STATED PROBLEM: Your task is to print the material below exactly as presented.

------ RECORDED DATA ------

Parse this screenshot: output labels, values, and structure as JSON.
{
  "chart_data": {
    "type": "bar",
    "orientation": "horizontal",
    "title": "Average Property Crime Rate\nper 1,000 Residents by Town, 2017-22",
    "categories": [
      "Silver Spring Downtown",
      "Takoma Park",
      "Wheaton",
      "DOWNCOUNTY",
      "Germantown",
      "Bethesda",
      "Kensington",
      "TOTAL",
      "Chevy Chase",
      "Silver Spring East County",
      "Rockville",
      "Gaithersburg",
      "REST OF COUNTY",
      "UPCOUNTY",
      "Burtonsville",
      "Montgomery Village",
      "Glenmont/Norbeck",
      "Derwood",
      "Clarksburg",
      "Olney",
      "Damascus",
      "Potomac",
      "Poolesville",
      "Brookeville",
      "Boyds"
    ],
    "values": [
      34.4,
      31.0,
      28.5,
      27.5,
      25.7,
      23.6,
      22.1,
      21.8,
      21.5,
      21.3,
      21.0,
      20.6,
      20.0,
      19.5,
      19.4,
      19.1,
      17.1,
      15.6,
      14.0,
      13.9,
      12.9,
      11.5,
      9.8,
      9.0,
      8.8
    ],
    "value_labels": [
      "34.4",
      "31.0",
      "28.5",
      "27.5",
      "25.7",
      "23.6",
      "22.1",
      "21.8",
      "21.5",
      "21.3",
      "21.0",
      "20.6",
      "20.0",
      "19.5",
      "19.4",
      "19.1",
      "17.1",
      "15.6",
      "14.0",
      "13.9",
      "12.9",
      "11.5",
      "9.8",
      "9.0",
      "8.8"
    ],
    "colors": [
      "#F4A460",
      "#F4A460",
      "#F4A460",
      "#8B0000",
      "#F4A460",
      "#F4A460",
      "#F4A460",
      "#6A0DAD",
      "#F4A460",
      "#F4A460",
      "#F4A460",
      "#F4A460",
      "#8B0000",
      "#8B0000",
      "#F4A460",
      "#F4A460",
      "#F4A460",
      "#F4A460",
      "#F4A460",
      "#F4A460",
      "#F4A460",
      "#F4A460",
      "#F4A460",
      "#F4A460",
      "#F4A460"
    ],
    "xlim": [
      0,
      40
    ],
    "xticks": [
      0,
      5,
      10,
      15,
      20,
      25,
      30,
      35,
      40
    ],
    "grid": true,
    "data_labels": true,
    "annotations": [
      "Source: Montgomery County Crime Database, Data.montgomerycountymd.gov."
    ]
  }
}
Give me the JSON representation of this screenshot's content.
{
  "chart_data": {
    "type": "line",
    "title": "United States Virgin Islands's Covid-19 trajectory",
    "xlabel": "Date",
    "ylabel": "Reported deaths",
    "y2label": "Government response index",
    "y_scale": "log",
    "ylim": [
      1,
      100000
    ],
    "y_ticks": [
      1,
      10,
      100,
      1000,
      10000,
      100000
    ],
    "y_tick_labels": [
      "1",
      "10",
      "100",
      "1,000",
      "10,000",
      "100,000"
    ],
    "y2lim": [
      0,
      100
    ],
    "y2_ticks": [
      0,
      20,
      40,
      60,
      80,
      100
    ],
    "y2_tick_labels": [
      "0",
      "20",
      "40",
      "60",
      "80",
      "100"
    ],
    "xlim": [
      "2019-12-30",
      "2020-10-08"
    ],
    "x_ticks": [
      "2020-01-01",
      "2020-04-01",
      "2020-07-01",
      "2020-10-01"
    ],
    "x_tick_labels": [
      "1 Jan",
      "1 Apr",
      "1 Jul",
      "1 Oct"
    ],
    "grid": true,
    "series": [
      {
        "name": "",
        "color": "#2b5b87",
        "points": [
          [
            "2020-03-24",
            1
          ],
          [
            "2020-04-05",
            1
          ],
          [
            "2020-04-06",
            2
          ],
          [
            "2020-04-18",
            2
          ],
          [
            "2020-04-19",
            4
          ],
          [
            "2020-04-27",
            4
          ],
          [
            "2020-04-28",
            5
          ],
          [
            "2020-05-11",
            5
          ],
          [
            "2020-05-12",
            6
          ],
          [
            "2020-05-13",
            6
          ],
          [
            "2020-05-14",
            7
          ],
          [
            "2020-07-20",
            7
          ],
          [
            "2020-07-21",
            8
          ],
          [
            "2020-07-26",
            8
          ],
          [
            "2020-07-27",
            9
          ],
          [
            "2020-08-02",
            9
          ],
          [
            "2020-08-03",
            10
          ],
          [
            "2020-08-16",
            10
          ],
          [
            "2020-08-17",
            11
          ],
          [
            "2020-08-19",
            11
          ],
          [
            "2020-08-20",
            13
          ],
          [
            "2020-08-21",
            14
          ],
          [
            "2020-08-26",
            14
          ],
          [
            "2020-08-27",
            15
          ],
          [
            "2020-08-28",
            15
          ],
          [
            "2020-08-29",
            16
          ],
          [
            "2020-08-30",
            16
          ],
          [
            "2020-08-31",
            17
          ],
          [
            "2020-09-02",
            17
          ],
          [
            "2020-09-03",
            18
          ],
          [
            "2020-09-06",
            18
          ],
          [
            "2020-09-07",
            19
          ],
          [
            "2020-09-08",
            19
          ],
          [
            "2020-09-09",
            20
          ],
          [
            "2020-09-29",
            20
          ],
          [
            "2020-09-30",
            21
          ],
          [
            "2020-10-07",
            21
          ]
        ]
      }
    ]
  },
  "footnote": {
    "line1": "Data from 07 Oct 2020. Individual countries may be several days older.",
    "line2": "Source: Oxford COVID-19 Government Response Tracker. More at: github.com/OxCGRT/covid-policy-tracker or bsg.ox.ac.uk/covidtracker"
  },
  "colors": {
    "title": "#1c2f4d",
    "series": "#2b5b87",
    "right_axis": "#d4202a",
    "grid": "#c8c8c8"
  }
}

------

TASK SOLUTION:
Parse this screenshot: output labels, values, and structure as JSON.
{
  "chart_data": {
    "type": "bar",
    "orientation": "horizontal",
    "title": "Average Property Crime Rate\nper 1,000 Residents by Town, 2017-22",
    "categories": [
      "Silver Spring Downtown",
      "Takoma Park",
      "Wheaton",
      "DOWNCOUNTY",
      "Germantown",
      "Bethesda",
      "Kensington",
      "TOTAL",
      "Chevy Chase",
      "Silver Spring East County",
      "Rockville",
      "Gaithersburg",
      "REST OF COUNTY",
      "UPCOUNTY",
      "Burtonsville",
      "Montgomery Village",
      "Glenmont/Norbeck",
      "Derwood",
      "Clarksburg",
      "Olney",
      "Damascus",
      "Potomac",
      "Poolesville",
      "Brookeville",
      "Boyds"
    ],
    "values": [
      34.4,
      31.0,
      28.5,
      27.5,
      25.7,
      23.6,
      22.1,
      21.8,
      21.5,
      21.3,
      21.0,
      20.6,
      20.0,
      19.5,
      19.4,
      19.1,
      17.1,
      15.6,
      14.0,
      13.9,
      12.9,
      11.5,
      9.8,
      9.0,
      8.8
    ],
    "value_labels": [
      "34.4",
      "31.0",
      "28.5",
      "27.5",
      "25.7",
      "23.6",
      "22.1",
      "21.8",
      "21.5",
      "21.3",
      "21.0",
      "20.6",
      "20.0",
      "19.5",
      "19.4",
      "19.1",
      "17.1",
      "15.6",
      "14.0",
      "13.9",
      "12.9",
      "11.5",
      "9.8",
      "9.0",
      "8.8"
    ],
    "colors": [
      "#F4A460",
      "#F4A460",
      "#F4A460",
      "#8B0000",
      "#F4A460",
      "#F4A460",
      "#F4A460",
      "#6A0DAD",
      "#F4A460",
      "#F4A460",
      "#F4A460",
      "#F4A460",
      "#8B0000",
      "#8B0000",
      "#F4A460",
      "#F4A460",
      "#F4A460",
      "#F4A460",
      "#F4A460",
      "#F4A460",
      "#F4A460",
      "#F4A460",
      "#F4A460",
      "#F4A460",
      "#F4A460"
    ],
    "xlim": [
      0,
      40
    ],
    "xticks": [
      0,
      5,
      10,
      15,
      20,
      25,
      30,
      35,
      40
    ],
    "grid": true,
    "data_labels": true,
    "annotations": [
      "Source: Montgomery County Crime Database, Data.montgomerycountymd.gov."
    ]
  }
}
Give me the JSON representation of this screenshot's content.
{
  "chart_data": {
    "type": "line",
    "title": "United States Virgin Islands's Covid-19 trajectory",
    "xlabel": "Date",
    "ylabel": "Reported deaths",
    "y2label": "Government response index",
    "y_scale": "log",
    "ylim": [
      1,
      100000
    ],
    "y_ticks": [
      1,
      10,
      100,
      1000,
      10000,
      100000
    ],
    "y_tick_labels": [
      "1",
      "10",
      "100",
      "1,000",
      "10,000",
      "100,000"
    ],
    "y2lim": [
      0,
      100
    ],
    "y2_ticks": [
      0,
      20,
      40,
      60,
      80,
      100
    ],
    "y2_tick_labels": [
      "0",
      "20",
      "40",
      "60",
      "80",
      "100"
    ],
    "xlim": [
      "2019-12-30",
      "2020-10-08"
    ],
    "x_ticks": [
      "2020-01-01",
      "2020-04-01",
      "2020-07-01",
      "2020-10-01"
    ],
    "x_tick_labels": [
      "1 Jan",
      "1 Apr",
      "1 Jul",
      "1 Oct"
    ],
    "grid": true,
    "series": [
      {
        "name": "",
        "color": "#2b5b87",
        "points": [
          [
            "2020-03-24",
            1
          ],
          [
            "2020-04-05",
            1
          ],
          [
            "2020-04-06",
            2
          ],
          [
            "2020-04-18",
            2
          ],
          [
            "2020-04-19",
            4
          ],
          [
            "2020-04-27",
            4
          ],
          [
            "2020-04-28",
            5
          ],
          [
            "2020-05-11",
            5
          ],
          [
            "2020-05-12",
            6
          ],
          [
            "2020-05-13",
            6
          ],
          [
            "2020-05-14",
            7
          ],
          [
            "2020-07-20",
            7
          ],
          [
            "2020-07-21",
            8
          ],
          [
            "2020-07-26",
            8
          ],
          [
            "2020-07-27",
            9
          ],
          [
            "2020-08-02",
            9
          ],
          [
            "2020-08-03",
            10
          ],
          [
            "2020-08-16",
            10
          ],
          [
            "2020-08-17",
            11
          ],
          [
            "2020-08-19",
            11
          ],
          [
            "2020-08-20",
            13
          ],
          [
            "2020-08-21",
            14
          ],
          [
            "2020-08-26",
            14
          ],
          [
            "2020-08-27",
            15
          ],
          [
            "2020-08-28",
            15
          ],
          [
            "2020-08-29",
            16
          ],
          [
            "2020-08-30",
            16
          ],
          [
            "2020-08-31",
            17
          ],
          [
            "2020-09-02",
            17
          ],
          [
            "2020-09-03",
            18
          ],
          [
            "2020-09-06",
            18
          ],
          [
            "2020-09-07",
            19
          ],
          [
            "2020-09-08",
            19
          ],
          [
            "2020-09-09",
            20
          ],
          [
            "2020-09-29",
            20
          ],
          [
            "2020-09-30",
            21
          ],
          [
            "2020-10-07",
            21
          ]
        ]
      }
    ]
  },
  "footnote": {
    "line1": "Data from 07 Oct 2020. Individual countries may be several days older.",
    "line2": "Source: Oxford COVID-19 Government Response Tracker. More at: github.com/OxCGRT/covid-policy-tracker or bsg.ox.ac.uk/covidtracker"
  },
  "colors": {
    "title": "#1c2f4d",
    "series": "#2b5b87",
    "right_axis": "#d4202a",
    "grid": "#c8c8c8"
  }
}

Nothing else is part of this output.